>> start
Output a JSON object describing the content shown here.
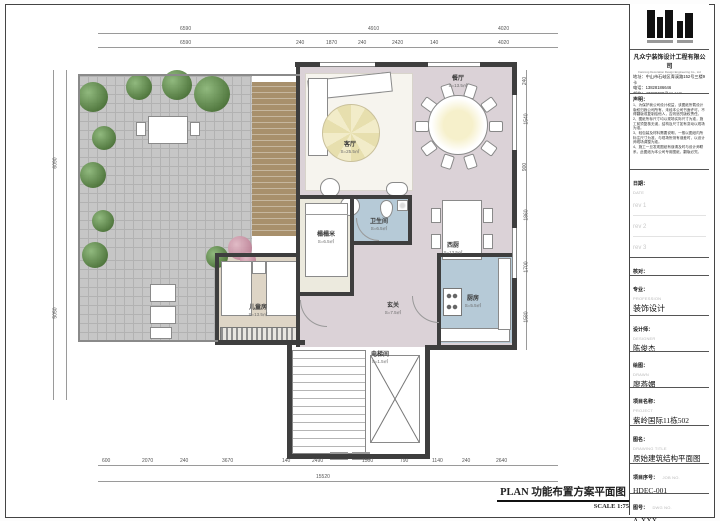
{
  "footer": {
    "title": "PLAN  功能布置方案平面图",
    "scale": "SCALE 1:75"
  },
  "titleblock": {
    "company": "凡众宁装饰设计工程有限公司",
    "company_en": "Fanzong Decoration Design Engineering Co., Ltd",
    "address": "地址：中山市石岐区青溪路152号三楼9卡",
    "phone": "电话：13828186646",
    "email": "邮箱：43380730@qq.com",
    "notes_title": "声明：",
    "notes": {
      "n1": "1、为保护我公司设计权益，该图纸所载设计版权归我公司所有，未经本公司书面许可，不得翻版或复制给他人，否则追究版权责任。",
      "n2": "2、图纸所标尺寸均以现场实际尺寸为准，施工前须复核无误，结构及尺寸如有变动以现场为准。",
      "n3": "3、轻包装及材料需要说明，一般以图纸内所标注尺寸为准，与现场所测有误差时，以设计师现场调整为准。",
      "n4": "4、施工一旦发现图纸有误请及时与设计师联系，此图纸为本公司专用图纸，翻版必究。"
    },
    "date_zh": "日期：",
    "date_en": "DATE",
    "rev1": "rev 1",
    "rev2": "rev 2",
    "rev3": "rev 3",
    "approved_zh": "核对：",
    "approved_en": "APPROVED",
    "profession_zh": "专业：",
    "profession_en": "PROFESSION",
    "profession_val": "装饰设计",
    "designer_zh": "设计师：",
    "designer_en": "DESIGNER",
    "designer_val": "陈俊杰",
    "drawn_zh": "绘图：",
    "drawn_en": "DRAWN",
    "drawn_val": "廖燕媚",
    "project_zh": "项目名称：",
    "project_en": "PROJECT",
    "project_val": "紫岭国际11栋502",
    "dwgtitle_zh": "图名：",
    "dwgtitle_en": "DRAWING TITLE",
    "dwgtitle_val": "原始建筑结构平面图",
    "jobno_zh": "项目序号：",
    "jobno_en": "JOB NO.",
    "jobno_val": "HDEC-001",
    "dwgno_zh": "图号：",
    "dwgno_en": "DWG NO.",
    "dwgno_val": "A-XXX"
  },
  "rooms": {
    "living": {
      "name": "客厅",
      "area": "S=25.5㎡"
    },
    "dining": {
      "name": "餐厅",
      "area": "S=13.5㎡"
    },
    "west_kitchen": {
      "name": "西厨",
      "area": "S=13.5㎡"
    },
    "kitchen": {
      "name": "厨房",
      "area": "S=5.5㎡"
    },
    "bath": {
      "name": "卫生间",
      "area": "S=6.5㎡"
    },
    "tatami": {
      "name": "榻榻米",
      "area": "S=6.5㎡"
    },
    "twin": {
      "name": "儿童房",
      "area": "S=13.5㎡"
    },
    "entry": {
      "name": "玄关",
      "area": "S=7.5㎡"
    },
    "elevator": {
      "name": "电梯间",
      "area": "S=1.5㎡"
    }
  },
  "dims": {
    "top": [
      "6590",
      "4910",
      "4020"
    ],
    "top_sub": [
      "6590",
      "240",
      "1870",
      "240",
      "2420",
      "140",
      "4020"
    ],
    "bottom": [
      "600",
      "2070",
      "240",
      "3670",
      "140",
      "2490",
      "1500",
      "790",
      "1140",
      "240",
      "2640"
    ],
    "bottom_total": "15520",
    "left": [
      "6090",
      "5050"
    ],
    "right": [
      "240",
      "1540",
      "900",
      "1860",
      "1700",
      "1580"
    ]
  }
}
>> end
▶ **Required work**:
Repeat the entries exactly. Pictures are excluded from the copy.

▶ **Exercise output**:
Output a JSON object describing the content shown here.
{
  "footer": {
    "title": "PLAN  功能布置方案平面图",
    "scale": "SCALE 1:75"
  },
  "titleblock": {
    "company": "凡众宁装饰设计工程有限公司",
    "company_en": "Fanzong Decoration Design Engineering Co., Ltd",
    "address": "地址：中山市石岐区青溪路152号三楼9卡",
    "phone": "电话：13828186646",
    "email": "邮箱：43380730@qq.com",
    "notes_title": "声明：",
    "notes": {
      "n1": "1、为保护我公司设计权益，该图纸所载设计版权归我公司所有，未经本公司书面许可，不得翻版或复制给他人，否则追究版权责任。",
      "n2": "2、图纸所标尺寸均以现场实际尺寸为准，施工前须复核无误，结构及尺寸如有变动以现场为准。",
      "n3": "3、轻包装及材料需要说明，一般以图纸内所标注尺寸为准，与现场所测有误差时，以设计师现场调整为准。",
      "n4": "4、施工一旦发现图纸有误请及时与设计师联系，此图纸为本公司专用图纸，翻版必究。"
    },
    "date_zh": "日期：",
    "date_en": "DATE",
    "rev1": "rev 1",
    "rev2": "rev 2",
    "rev3": "rev 3",
    "approved_zh": "核对：",
    "approved_en": "APPROVED",
    "profession_zh": "专业：",
    "profession_en": "PROFESSION",
    "profession_val": "装饰设计",
    "designer_zh": "设计师：",
    "designer_en": "DESIGNER",
    "designer_val": "陈俊杰",
    "drawn_zh": "绘图：",
    "drawn_en": "DRAWN",
    "drawn_val": "廖燕媚",
    "project_zh": "项目名称：",
    "project_en": "PROJECT",
    "project_val": "紫岭国际11栋502",
    "dwgtitle_zh": "图名：",
    "dwgtitle_en": "DRAWING TITLE",
    "dwgtitle_val": "原始建筑结构平面图",
    "jobno_zh": "项目序号：",
    "jobno_en": "JOB NO.",
    "jobno_val": "HDEC-001",
    "dwgno_zh": "图号：",
    "dwgno_en": "DWG NO.",
    "dwgno_val": "A-XXX"
  },
  "rooms": {
    "living": {
      "name": "客厅",
      "area": "S=25.5㎡"
    },
    "dining": {
      "name": "餐厅",
      "area": "S=13.5㎡"
    },
    "west_kitchen": {
      "name": "西厨",
      "area": "S=13.5㎡"
    },
    "kitchen": {
      "name": "厨房",
      "area": "S=5.5㎡"
    },
    "bath": {
      "name": "卫生间",
      "area": "S=6.5㎡"
    },
    "tatami": {
      "name": "榻榻米",
      "area": "S=6.5㎡"
    },
    "twin": {
      "name": "儿童房",
      "area": "S=13.5㎡"
    },
    "entry": {
      "name": "玄关",
      "area": "S=7.5㎡"
    },
    "elevator": {
      "name": "电梯间",
      "area": "S=1.5㎡"
    }
  },
  "dims": {
    "top": [
      "6590",
      "4910",
      "4020"
    ],
    "top_sub": [
      "6590",
      "240",
      "1870",
      "240",
      "2420",
      "140",
      "4020"
    ],
    "bottom": [
      "600",
      "2070",
      "240",
      "3670",
      "140",
      "2490",
      "1500",
      "790",
      "1140",
      "240",
      "2640"
    ],
    "bottom_total": "15520",
    "left": [
      "6090",
      "5050"
    ],
    "right": [
      "240",
      "1540",
      "900",
      "1860",
      "1700",
      "1580"
    ]
  }
}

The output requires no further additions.